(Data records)
----

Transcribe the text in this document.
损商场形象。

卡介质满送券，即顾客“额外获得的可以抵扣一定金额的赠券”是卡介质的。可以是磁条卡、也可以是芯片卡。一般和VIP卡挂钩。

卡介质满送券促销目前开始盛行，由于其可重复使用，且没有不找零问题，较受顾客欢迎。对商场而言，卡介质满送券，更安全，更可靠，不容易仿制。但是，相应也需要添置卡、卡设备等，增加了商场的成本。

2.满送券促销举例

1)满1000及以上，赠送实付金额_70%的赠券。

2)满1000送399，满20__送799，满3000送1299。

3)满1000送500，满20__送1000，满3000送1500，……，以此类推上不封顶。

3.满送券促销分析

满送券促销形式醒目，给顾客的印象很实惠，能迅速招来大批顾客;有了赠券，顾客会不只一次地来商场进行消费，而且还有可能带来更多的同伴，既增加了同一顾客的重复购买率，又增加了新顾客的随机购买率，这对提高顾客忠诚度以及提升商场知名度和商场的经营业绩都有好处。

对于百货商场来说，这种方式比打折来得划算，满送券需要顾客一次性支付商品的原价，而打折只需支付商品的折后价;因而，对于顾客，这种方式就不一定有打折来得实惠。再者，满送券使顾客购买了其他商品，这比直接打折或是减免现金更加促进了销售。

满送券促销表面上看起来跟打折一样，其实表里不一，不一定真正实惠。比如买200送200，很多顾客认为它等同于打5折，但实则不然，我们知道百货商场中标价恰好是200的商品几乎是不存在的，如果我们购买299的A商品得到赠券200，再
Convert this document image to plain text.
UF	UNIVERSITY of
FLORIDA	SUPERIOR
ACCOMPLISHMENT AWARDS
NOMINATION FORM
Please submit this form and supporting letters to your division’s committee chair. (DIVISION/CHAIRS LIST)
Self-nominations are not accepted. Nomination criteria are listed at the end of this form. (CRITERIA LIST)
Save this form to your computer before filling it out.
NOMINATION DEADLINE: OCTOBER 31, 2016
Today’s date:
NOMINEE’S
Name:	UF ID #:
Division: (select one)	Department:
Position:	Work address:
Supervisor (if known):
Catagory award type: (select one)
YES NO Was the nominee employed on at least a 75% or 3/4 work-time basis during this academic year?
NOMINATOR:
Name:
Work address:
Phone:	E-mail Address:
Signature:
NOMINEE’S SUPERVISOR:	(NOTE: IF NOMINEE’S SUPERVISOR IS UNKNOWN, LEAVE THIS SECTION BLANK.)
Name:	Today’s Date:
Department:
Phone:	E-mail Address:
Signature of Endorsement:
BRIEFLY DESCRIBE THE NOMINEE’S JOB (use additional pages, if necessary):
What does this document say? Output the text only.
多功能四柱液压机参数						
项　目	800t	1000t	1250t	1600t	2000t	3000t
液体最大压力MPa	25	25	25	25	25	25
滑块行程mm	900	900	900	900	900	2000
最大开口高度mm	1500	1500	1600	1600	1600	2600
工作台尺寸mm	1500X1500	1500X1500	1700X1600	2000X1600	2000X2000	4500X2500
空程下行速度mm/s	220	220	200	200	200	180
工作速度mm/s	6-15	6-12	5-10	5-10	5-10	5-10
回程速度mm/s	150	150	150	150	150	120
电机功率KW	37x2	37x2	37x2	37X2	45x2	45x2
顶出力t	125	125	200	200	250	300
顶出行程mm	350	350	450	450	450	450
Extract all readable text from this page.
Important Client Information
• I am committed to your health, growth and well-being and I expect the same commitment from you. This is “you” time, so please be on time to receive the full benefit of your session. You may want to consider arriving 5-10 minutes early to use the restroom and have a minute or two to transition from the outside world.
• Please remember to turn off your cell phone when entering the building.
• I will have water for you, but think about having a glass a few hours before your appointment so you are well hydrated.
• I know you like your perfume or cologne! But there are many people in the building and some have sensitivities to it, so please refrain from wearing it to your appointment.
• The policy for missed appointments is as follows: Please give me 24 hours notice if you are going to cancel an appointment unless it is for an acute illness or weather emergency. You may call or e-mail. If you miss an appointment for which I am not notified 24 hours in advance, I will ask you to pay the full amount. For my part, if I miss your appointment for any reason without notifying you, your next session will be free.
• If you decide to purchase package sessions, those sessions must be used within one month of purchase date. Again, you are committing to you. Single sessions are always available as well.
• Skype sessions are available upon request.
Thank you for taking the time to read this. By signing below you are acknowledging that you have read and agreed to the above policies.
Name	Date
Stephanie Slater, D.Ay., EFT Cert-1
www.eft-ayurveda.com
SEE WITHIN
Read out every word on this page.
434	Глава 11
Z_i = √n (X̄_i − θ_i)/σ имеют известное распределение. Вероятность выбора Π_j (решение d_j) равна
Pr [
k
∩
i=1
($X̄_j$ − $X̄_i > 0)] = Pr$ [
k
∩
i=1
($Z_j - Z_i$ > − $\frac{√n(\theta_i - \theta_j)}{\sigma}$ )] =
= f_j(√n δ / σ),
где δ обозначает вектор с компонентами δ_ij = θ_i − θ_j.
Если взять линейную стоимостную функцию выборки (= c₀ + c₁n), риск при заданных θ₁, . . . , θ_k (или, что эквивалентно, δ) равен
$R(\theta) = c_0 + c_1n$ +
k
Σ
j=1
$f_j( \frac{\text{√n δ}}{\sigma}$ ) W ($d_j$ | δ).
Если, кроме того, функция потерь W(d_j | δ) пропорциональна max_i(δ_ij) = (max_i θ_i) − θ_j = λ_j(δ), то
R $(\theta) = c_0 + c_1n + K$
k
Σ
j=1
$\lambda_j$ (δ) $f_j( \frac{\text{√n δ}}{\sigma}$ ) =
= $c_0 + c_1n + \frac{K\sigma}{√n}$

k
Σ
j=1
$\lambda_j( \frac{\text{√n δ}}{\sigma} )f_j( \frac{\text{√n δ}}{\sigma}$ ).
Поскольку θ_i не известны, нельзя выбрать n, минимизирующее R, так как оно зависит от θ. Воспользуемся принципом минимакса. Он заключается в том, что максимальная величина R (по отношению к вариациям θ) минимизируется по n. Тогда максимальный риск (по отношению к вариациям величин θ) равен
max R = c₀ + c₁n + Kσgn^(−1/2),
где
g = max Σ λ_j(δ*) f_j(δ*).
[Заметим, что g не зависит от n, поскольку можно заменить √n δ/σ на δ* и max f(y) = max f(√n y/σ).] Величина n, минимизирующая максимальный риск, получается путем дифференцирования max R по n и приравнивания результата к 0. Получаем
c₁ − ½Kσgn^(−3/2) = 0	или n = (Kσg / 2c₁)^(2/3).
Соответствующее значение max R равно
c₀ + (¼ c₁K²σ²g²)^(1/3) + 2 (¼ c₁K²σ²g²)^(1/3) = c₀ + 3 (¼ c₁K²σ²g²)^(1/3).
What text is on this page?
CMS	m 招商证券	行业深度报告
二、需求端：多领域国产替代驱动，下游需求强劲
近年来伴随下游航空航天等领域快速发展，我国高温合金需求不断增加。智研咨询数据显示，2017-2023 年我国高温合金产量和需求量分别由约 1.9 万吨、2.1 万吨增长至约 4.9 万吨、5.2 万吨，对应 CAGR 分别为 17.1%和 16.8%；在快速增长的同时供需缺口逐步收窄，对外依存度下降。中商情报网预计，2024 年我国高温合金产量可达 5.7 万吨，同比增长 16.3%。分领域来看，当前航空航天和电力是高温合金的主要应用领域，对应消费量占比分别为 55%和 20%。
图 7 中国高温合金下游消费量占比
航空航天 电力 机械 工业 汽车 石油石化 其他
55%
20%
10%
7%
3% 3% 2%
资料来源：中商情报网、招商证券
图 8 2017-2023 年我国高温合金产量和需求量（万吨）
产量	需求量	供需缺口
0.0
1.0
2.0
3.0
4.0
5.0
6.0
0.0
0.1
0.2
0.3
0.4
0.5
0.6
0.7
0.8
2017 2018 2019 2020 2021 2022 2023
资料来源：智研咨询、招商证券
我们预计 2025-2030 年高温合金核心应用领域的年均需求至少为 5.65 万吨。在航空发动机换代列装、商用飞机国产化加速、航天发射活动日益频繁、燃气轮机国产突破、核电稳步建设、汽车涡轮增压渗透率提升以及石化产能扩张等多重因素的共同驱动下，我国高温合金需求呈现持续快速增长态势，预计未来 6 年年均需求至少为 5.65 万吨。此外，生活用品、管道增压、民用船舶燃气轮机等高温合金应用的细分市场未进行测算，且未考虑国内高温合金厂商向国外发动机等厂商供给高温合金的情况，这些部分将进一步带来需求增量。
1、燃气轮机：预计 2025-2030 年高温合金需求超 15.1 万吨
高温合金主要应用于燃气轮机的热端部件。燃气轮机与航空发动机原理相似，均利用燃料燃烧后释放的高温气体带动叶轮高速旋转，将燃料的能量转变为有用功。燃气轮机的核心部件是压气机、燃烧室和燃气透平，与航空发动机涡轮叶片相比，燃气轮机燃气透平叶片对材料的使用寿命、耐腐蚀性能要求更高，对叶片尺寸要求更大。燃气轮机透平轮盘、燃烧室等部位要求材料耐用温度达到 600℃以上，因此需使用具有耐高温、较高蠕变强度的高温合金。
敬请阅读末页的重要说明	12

----

(Work to do)
Copy out the lines in which the string "select" appears.

(Exercise answer)
Division: (select one)	Department:
Catagory award type: (select one)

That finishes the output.